--- Start of Records to use ---
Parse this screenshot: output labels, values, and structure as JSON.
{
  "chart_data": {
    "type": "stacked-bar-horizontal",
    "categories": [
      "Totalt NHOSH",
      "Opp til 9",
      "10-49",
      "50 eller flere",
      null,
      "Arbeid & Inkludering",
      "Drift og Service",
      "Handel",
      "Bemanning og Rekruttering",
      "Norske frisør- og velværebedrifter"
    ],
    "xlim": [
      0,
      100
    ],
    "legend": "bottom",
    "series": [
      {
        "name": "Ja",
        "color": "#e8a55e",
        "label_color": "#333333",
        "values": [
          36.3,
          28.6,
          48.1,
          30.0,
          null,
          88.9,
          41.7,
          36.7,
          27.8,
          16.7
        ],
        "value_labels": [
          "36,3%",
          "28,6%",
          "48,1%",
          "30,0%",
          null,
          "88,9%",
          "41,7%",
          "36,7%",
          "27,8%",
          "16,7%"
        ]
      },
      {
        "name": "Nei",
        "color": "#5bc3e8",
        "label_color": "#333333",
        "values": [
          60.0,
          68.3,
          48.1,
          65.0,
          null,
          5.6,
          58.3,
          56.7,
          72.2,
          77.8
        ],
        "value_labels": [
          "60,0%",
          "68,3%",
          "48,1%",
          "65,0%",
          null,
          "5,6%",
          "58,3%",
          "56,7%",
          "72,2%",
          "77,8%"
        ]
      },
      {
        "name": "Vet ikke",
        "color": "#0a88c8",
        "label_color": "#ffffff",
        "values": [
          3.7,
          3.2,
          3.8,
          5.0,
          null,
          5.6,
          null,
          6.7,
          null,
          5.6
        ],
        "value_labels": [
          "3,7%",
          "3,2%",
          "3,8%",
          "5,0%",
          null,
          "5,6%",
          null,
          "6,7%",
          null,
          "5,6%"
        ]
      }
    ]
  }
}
--- End of Records to use ---
* _Task prompt_: Return the entries above exactly, each one complete.

* _Output for this task_:
Parse this screenshot: output labels, values, and structure as JSON.
{
  "chart_data": {
    "type": "stacked-bar-horizontal",
    "categories": [
      "Totalt NHOSH",
      "Opp til 9",
      "10-49",
      "50 eller flere",
      null,
      "Arbeid & Inkludering",
      "Drift og Service",
      "Handel",
      "Bemanning og Rekruttering",
      "Norske frisør- og velværebedrifter"
    ],
    "xlim": [
      0,
      100
    ],
    "legend": "bottom",
    "series": [
      {
        "name": "Ja",
        "color": "#e8a55e",
        "label_color": "#333333",
        "values": [
          36.3,
          28.6,
          48.1,
          30.0,
          null,
          88.9,
          41.7,
          36.7,
          27.8,
          16.7
        ],
        "value_labels": [
          "36,3%",
          "28,6%",
          "48,1%",
          "30,0%",
          null,
          "88,9%",
          "41,7%",
          "36,7%",
          "27,8%",
          "16,7%"
        ]
      },
      {
        "name": "Nei",
        "color": "#5bc3e8",
        "label_color": "#333333",
        "values": [
          60.0,
          68.3,
          48.1,
          65.0,
          null,
          5.6,
          58.3,
          56.7,
          72.2,
          77.8
        ],
        "value_labels": [
          "60,0%",
          "68,3%",
          "48,1%",
          "65,0%",
          null,
          "5,6%",
          "58,3%",
          "56,7%",
          "72,2%",
          "77,8%"
        ]
      },
      {
        "name": "Vet ikke",
        "color": "#0a88c8",
        "label_color": "#ffffff",
        "values": [
          3.7,
          3.2,
          3.8,
          5.0,
          null,
          5.6,
          null,
          6.7,
          null,
          5.6
        ],
        "value_labels": [
          "3,7%",
          "3,2%",
          "3,8%",
          "5,0%",
          null,
          "5,6%",
          null,
          "6,7%",
          null,
          "5,6%"
        ]
      }
    ]
  }
}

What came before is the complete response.